Task brief:
Give every line of the material again, exactly as written.

Record set:

════════════════════

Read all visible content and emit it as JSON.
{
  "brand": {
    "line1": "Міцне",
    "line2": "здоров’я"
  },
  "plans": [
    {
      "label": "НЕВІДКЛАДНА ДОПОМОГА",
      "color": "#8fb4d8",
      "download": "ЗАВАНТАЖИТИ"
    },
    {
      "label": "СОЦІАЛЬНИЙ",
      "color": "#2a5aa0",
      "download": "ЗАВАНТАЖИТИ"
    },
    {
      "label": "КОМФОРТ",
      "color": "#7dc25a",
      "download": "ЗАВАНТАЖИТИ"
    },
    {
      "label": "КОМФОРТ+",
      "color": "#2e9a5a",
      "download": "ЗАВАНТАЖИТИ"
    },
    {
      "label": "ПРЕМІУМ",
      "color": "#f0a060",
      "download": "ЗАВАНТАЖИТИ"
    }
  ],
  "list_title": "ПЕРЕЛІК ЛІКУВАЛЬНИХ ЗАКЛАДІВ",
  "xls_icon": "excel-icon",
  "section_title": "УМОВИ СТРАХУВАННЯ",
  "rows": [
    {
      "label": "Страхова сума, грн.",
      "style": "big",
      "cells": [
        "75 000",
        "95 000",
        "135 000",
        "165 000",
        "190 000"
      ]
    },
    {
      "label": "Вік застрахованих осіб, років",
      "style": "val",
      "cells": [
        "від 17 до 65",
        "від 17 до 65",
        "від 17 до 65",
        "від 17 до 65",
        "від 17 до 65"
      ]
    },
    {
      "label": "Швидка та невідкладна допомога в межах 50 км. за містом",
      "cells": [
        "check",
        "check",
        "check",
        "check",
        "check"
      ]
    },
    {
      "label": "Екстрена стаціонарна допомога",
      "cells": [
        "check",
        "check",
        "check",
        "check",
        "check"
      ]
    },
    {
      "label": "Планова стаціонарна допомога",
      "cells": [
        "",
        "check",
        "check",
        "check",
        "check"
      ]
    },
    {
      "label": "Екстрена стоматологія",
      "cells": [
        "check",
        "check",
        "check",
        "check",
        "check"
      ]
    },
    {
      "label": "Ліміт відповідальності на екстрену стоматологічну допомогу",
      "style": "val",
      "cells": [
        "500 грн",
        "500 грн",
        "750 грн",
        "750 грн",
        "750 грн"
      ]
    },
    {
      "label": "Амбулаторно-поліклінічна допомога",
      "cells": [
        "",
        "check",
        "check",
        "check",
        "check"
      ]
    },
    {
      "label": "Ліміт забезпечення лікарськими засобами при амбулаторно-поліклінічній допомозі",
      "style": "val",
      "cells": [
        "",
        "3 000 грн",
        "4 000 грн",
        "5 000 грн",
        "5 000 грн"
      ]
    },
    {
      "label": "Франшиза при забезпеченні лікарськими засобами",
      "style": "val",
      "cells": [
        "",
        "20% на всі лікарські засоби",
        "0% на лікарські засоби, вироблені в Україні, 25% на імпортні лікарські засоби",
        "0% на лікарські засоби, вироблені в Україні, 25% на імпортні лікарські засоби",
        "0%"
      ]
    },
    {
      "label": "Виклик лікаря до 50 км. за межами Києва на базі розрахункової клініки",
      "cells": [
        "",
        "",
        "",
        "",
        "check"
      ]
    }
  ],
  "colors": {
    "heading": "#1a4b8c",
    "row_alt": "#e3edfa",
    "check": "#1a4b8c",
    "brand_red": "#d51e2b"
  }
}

════════════════════

Response below:
Read all visible content and emit it as JSON.
{
  "brand": {
    "line1": "Міцне",
    "line2": "здоров’я"
  },
  "plans": [
    {
      "label": "НЕВІДКЛАДНА ДОПОМОГА",
      "color": "#8fb4d8",
      "download": "ЗАВАНТАЖИТИ"
    },
    {
      "label": "СОЦІАЛЬНИЙ",
      "color": "#2a5aa0",
      "download": "ЗАВАНТАЖИТИ"
    },
    {
      "label": "КОМФОРТ",
      "color": "#7dc25a",
      "download": "ЗАВАНТАЖИТИ"
    },
    {
      "label": "КОМФОРТ+",
      "color": "#2e9a5a",
      "download": "ЗАВАНТАЖИТИ"
    },
    {
      "label": "ПРЕМІУМ",
      "color": "#f0a060",
      "download": "ЗАВАНТАЖИТИ"
    }
  ],
  "list_title": "ПЕРЕЛІК ЛІКУВАЛЬНИХ ЗАКЛАДІВ",
  "xls_icon": "excel-icon",
  "section_title": "УМОВИ СТРАХУВАННЯ",
  "rows": [
    {
      "label": "Страхова сума, грн.",
      "style": "big",
      "cells": [
        "75 000",
        "95 000",
        "135 000",
        "165 000",
        "190 000"
      ]
    },
    {
      "label": "Вік застрахованих осіб, років",
      "style": "val",
      "cells": [
        "від 17 до 65",
        "від 17 до 65",
        "від 17 до 65",
        "від 17 до 65",
        "від 17 до 65"
      ]
    },
    {
      "label": "Швидка та невідкладна допомога в межах 50 км. за містом",
      "cells": [
        "check",
        "check",
        "check",
        "check",
        "check"
      ]
    },
    {
      "label": "Екстрена стаціонарна допомога",
      "cells": [
        "check",
        "check",
        "check",
        "check",
        "check"
      ]
    },
    {
      "label": "Планова стаціонарна допомога",
      "cells": [
        "",
        "check",
        "check",
        "check",
        "check"
      ]
    },
    {
      "label": "Екстрена стоматологія",
      "cells": [
        "check",
        "check",
        "check",
        "check",
        "check"
      ]
    },
    {
      "label": "Ліміт відповідальності на екстрену стоматологічну допомогу",
      "style": "val",
      "cells": [
        "500 грн",
        "500 грн",
        "750 грн",
        "750 грн",
        "750 грн"
      ]
    },
    {
      "label": "Амбулаторно-поліклінічна допомога",
      "cells": [
        "",
        "check",
        "check",
        "check",
        "check"
      ]
    },
    {
      "label": "Ліміт забезпечення лікарськими засобами при амбулаторно-поліклінічній допомозі",
      "style": "val",
      "cells": [
        "",
        "3 000 грн",
        "4 000 грн",
        "5 000 грн",
        "5 000 грн"
      ]
    },
    {
      "label": "Франшиза при забезпеченні лікарськими засобами",
      "style": "val",
      "cells": [
        "",
        "20% на всі лікарські засоби",
        "0% на лікарські засоби, вироблені в Україні, 25% на імпортні лікарські засоби",
        "0% на лікарські засоби, вироблені в Україні, 25% на імпортні лікарські засоби",
        "0%"
      ]
    },
    {
      "label": "Виклик лікаря до 50 км. за межами Києва на базі розрахункової клініки",
      "cells": [
        "",
        "",
        "",
        "",
        "check"
      ]
    }
  ],
  "colors": {
    "heading": "#1a4b8c",
    "row_alt": "#e3edfa",
    "check": "#1a4b8c",
    "brand_red": "#d51e2b"
  }
}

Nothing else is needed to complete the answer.